#### Stated exercise:
Write out the whole listing again, exactly as given.

::: Material provided :::

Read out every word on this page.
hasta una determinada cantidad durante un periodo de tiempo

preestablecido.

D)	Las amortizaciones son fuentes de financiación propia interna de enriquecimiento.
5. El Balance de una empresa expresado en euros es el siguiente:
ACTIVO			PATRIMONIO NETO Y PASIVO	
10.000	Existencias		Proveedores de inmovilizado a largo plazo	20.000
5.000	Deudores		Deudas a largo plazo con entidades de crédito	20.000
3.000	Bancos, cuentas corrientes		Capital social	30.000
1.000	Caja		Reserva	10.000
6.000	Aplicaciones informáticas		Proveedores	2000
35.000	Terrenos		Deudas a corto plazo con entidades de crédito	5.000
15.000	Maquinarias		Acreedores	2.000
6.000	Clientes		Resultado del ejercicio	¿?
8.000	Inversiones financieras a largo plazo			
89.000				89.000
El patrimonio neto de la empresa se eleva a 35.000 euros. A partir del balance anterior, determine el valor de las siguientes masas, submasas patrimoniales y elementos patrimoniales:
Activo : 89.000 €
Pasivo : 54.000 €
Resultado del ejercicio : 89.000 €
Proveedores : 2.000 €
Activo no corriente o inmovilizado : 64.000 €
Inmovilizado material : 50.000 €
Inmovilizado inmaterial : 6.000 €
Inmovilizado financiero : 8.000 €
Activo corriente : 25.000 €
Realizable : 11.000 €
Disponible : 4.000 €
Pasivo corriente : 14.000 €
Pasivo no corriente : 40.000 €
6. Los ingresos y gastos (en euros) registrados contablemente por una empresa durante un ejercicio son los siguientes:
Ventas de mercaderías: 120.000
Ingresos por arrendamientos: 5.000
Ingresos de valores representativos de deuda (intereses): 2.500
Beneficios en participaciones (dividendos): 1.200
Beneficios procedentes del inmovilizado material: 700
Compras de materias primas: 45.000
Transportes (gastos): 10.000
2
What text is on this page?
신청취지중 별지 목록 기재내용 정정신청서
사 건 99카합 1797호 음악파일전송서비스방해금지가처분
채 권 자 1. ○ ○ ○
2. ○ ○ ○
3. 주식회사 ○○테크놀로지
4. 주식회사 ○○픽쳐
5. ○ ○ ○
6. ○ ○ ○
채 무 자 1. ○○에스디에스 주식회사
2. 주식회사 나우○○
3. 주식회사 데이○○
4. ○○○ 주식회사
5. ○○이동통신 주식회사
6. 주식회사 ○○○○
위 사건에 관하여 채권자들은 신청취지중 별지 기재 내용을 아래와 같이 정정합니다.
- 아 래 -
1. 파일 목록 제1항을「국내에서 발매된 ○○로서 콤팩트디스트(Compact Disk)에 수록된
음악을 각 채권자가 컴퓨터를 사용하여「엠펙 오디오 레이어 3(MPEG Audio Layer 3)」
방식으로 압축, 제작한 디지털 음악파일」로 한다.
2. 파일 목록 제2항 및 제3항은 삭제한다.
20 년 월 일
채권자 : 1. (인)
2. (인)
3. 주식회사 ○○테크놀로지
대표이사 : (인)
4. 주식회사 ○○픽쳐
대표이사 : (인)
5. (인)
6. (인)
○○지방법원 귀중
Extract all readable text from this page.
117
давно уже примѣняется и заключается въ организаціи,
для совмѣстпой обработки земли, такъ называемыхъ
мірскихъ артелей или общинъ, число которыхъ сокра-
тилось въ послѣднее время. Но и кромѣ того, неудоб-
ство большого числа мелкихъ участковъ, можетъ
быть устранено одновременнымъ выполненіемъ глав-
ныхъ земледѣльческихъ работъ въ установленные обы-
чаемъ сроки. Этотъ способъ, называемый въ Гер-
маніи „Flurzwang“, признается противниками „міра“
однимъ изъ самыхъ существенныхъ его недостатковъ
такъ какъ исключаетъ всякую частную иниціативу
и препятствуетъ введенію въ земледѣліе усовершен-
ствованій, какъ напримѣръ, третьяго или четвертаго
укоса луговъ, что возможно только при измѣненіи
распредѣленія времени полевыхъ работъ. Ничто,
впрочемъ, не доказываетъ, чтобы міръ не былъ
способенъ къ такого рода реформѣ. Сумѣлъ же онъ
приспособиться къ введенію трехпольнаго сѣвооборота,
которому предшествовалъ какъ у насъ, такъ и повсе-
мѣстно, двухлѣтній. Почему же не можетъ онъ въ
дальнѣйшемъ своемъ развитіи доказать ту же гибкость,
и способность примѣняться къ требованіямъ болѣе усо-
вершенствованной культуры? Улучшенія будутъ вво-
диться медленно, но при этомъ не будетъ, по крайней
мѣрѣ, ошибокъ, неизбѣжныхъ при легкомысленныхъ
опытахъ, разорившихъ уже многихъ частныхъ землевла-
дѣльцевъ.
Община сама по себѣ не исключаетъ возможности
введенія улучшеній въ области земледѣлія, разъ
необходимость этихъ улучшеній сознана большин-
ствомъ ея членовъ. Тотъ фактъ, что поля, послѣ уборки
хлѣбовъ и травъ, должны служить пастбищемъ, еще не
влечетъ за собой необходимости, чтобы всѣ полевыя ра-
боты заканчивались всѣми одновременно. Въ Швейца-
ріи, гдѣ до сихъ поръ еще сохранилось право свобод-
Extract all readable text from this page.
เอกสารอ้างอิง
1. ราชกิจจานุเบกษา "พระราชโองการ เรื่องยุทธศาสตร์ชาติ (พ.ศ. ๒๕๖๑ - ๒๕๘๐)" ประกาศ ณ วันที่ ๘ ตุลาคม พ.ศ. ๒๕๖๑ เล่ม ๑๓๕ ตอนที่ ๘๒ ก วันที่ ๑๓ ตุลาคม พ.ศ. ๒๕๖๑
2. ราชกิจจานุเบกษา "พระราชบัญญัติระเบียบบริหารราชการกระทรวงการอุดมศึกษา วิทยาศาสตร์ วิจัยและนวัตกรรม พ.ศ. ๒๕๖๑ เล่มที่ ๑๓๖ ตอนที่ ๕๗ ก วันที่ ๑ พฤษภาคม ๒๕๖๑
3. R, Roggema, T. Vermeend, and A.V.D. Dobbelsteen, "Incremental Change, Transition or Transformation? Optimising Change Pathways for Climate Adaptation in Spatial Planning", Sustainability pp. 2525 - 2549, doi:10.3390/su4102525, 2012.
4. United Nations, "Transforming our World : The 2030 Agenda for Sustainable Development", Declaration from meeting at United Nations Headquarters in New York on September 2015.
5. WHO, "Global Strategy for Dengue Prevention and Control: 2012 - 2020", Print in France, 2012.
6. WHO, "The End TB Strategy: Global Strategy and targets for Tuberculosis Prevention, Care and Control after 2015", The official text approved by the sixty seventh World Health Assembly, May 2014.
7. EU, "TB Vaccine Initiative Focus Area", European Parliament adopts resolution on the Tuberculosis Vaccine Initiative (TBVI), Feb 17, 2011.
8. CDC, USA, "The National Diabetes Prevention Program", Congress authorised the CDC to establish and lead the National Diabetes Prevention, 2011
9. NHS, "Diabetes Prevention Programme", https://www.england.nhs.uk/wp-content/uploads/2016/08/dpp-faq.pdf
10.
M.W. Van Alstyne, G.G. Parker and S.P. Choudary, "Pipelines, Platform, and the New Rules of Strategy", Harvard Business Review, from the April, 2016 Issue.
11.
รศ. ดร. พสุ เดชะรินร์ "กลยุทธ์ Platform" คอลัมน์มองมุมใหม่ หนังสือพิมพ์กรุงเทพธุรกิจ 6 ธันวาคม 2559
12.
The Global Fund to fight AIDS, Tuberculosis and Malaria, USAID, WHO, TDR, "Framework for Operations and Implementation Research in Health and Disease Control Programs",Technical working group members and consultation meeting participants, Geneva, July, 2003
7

:::

#### Exercise response:
Read out every word on this page.
hasta una determinada cantidad durante un periodo de tiempo

preestablecido.

D)	Las amortizaciones son fuentes de financiación propia interna de enriquecimiento.
5. El Balance de una empresa expresado en euros es el siguiente:
ACTIVO			PATRIMONIO NETO Y PASIVO	
10.000	Existencias		Proveedores de inmovilizado a largo plazo	20.000
5.000	Deudores		Deudas a largo plazo con entidades de crédito	20.000
3.000	Bancos, cuentas corrientes		Capital social	30.000
1.000	Caja		Reserva	10.000
6.000	Aplicaciones informáticas		Proveedores	2000
35.000	Terrenos		Deudas a corto plazo con entidades de crédito	5.000
15.000	Maquinarias		Acreedores	2.000
6.000	Clientes		Resultado del ejercicio	¿?
8.000	Inversiones financieras a largo plazo			
89.000				89.000
El patrimonio neto de la empresa se eleva a 35.000 euros. A partir del balance anterior, determine el valor de las siguientes masas, submasas patrimoniales y elementos patrimoniales:
Activo : 89.000 €
Pasivo : 54.000 €
Resultado del ejercicio : 89.000 €
Proveedores : 2.000 €
Activo no corriente o inmovilizado : 64.000 €
Inmovilizado material : 50.000 €
Inmovilizado inmaterial : 6.000 €
Inmovilizado financiero : 8.000 €
Activo corriente : 25.000 €
Realizable : 11.000 €
Disponible : 4.000 €
Pasivo corriente : 14.000 €
Pasivo no corriente : 40.000 €
6. Los ingresos y gastos (en euros) registrados contablemente por una empresa durante un ejercicio son los siguientes:
Ventas de mercaderías: 120.000
Ingresos por arrendamientos: 5.000
Ingresos de valores representativos de deuda (intereses): 2.500
Beneficios en participaciones (dividendos): 1.200
Beneficios procedentes del inmovilizado material: 700
Compras de materias primas: 45.000
Transportes (gastos): 10.000
2
What text is on this page?
신청취지중 별지 목록 기재내용 정정신청서
사 건 99카합 1797호 음악파일전송서비스방해금지가처분
채 권 자 1. ○ ○ ○
2. ○ ○ ○
3. 주식회사 ○○테크놀로지
4. 주식회사 ○○픽쳐
5. ○ ○ ○
6. ○ ○ ○
채 무 자 1. ○○에스디에스 주식회사
2. 주식회사 나우○○
3. 주식회사 데이○○
4. ○○○ 주식회사
5. ○○이동통신 주식회사
6. 주식회사 ○○○○
위 사건에 관하여 채권자들은 신청취지중 별지 기재 내용을 아래와 같이 정정합니다.
- 아 래 -
1. 파일 목록 제1항을「국내에서 발매된 ○○로서 콤팩트디스트(Compact Disk)에 수록된
음악을 각 채권자가 컴퓨터를 사용하여「엠펙 오디오 레이어 3(MPEG Audio Layer 3)」
방식으로 압축, 제작한 디지털 음악파일」로 한다.
2. 파일 목록 제2항 및 제3항은 삭제한다.
20 년 월 일
채권자 : 1. (인)
2. (인)
3. 주식회사 ○○테크놀로지
대표이사 : (인)
4. 주식회사 ○○픽쳐
대표이사 : (인)
5. (인)
6. (인)
○○지방법원 귀중
Extract all readable text from this page.
117
давно уже примѣняется и заключается въ организаціи,
для совмѣстпой обработки земли, такъ называемыхъ
мірскихъ артелей или общинъ, число которыхъ сокра-
тилось въ послѣднее время. Но и кромѣ того, неудоб-
ство большого числа мелкихъ участковъ, можетъ
быть устранено одновременнымъ выполненіемъ глав-
ныхъ земледѣльческихъ работъ въ установленные обы-
чаемъ сроки. Этотъ способъ, называемый въ Гер-
маніи „Flurzwang“, признается противниками „міра“
однимъ изъ самыхъ существенныхъ его недостатковъ
такъ какъ исключаетъ всякую частную иниціативу
и препятствуетъ введенію въ земледѣліе усовершен-
ствованій, какъ напримѣръ, третьяго или четвертаго
укоса луговъ, что возможно только при измѣненіи
распредѣленія времени полевыхъ работъ. Ничто,
впрочемъ, не доказываетъ, чтобы міръ не былъ
способенъ къ такого рода реформѣ. Сумѣлъ же онъ
приспособиться къ введенію трехпольнаго сѣвооборота,
которому предшествовалъ какъ у насъ, такъ и повсе-
мѣстно, двухлѣтній. Почему же не можетъ онъ въ
дальнѣйшемъ своемъ развитіи доказать ту же гибкость,
и способность примѣняться къ требованіямъ болѣе усо-
вершенствованной культуры? Улучшенія будутъ вво-
диться медленно, но при этомъ не будетъ, по крайней
мѣрѣ, ошибокъ, неизбѣжныхъ при легкомысленныхъ
опытахъ, разорившихъ уже многихъ частныхъ землевла-
дѣльцевъ.
Община сама по себѣ не исключаетъ возможности
введенія улучшеній въ области земледѣлія, разъ
необходимость этихъ улучшеній сознана большин-
ствомъ ея членовъ. Тотъ фактъ, что поля, послѣ уборки
хлѣбовъ и травъ, должны служить пастбищемъ, еще не
влечетъ за собой необходимости, чтобы всѣ полевыя ра-
боты заканчивались всѣми одновременно. Въ Швейца-
ріи, гдѣ до сихъ поръ еще сохранилось право свобод-
Extract all readable text from this page.
เอกสารอ้างอิง
1. ราชกิจจานุเบกษา "พระราชโองการ เรื่องยุทธศาสตร์ชาติ (พ.ศ. ๒๕๖๑ - ๒๕๘๐)" ประกาศ ณ วันที่ ๘ ตุลาคม พ.ศ. ๒๕๖๑ เล่ม ๑๓๕ ตอนที่ ๘๒ ก วันที่ ๑๓ ตุลาคม พ.ศ. ๒๕๖๑
2. ราชกิจจานุเบกษา "พระราชบัญญัติระเบียบบริหารราชการกระทรวงการอุดมศึกษา วิทยาศาสตร์ วิจัยและนวัตกรรม พ.ศ. ๒๕๖๑ เล่มที่ ๑๓๖ ตอนที่ ๕๗ ก วันที่ ๑ พฤษภาคม ๒๕๖๑
3. R, Roggema, T. Vermeend, and A.V.D. Dobbelsteen, "Incremental Change, Transition or Transformation? Optimising Change Pathways for Climate Adaptation in Spatial Planning", Sustainability pp. 2525 - 2549, doi:10.3390/su4102525, 2012.
4. United Nations, "Transforming our World : The 2030 Agenda for Sustainable Development", Declaration from meeting at United Nations Headquarters in New York on September 2015.
5. WHO, "Global Strategy for Dengue Prevention and Control: 2012 - 2020", Print in France, 2012.
6. WHO, "The End TB Strategy: Global Strategy and targets for Tuberculosis Prevention, Care and Control after 2015", The official text approved by the sixty seventh World Health Assembly, May 2014.
7. EU, "TB Vaccine Initiative Focus Area", European Parliament adopts resolution on the Tuberculosis Vaccine Initiative (TBVI), Feb 17, 2011.
8. CDC, USA, "The National Diabetes Prevention Program", Congress authorised the CDC to establish and lead the National Diabetes Prevention, 2011
9. NHS, "Diabetes Prevention Programme", https://www.england.nhs.uk/wp-content/uploads/2016/08/dpp-faq.pdf
10.
M.W. Van Alstyne, G.G. Parker and S.P. Choudary, "Pipelines, Platform, and the New Rules of Strategy", Harvard Business Review, from the April, 2016 Issue.
11.
รศ. ดร. พสุ เดชะรินร์ "กลยุทธ์ Platform" คอลัมน์มองมุมใหม่ หนังสือพิมพ์กรุงเทพธุรกิจ 6 ธันวาคม 2559
12.
The Global Fund to fight AIDS, Tuberculosis and Malaria, USAID, WHO, TDR, "Framework for Operations and Implementation Research in Health and Disease Control Programs",Technical working group members and consultation meeting participants, Geneva, July, 2003
7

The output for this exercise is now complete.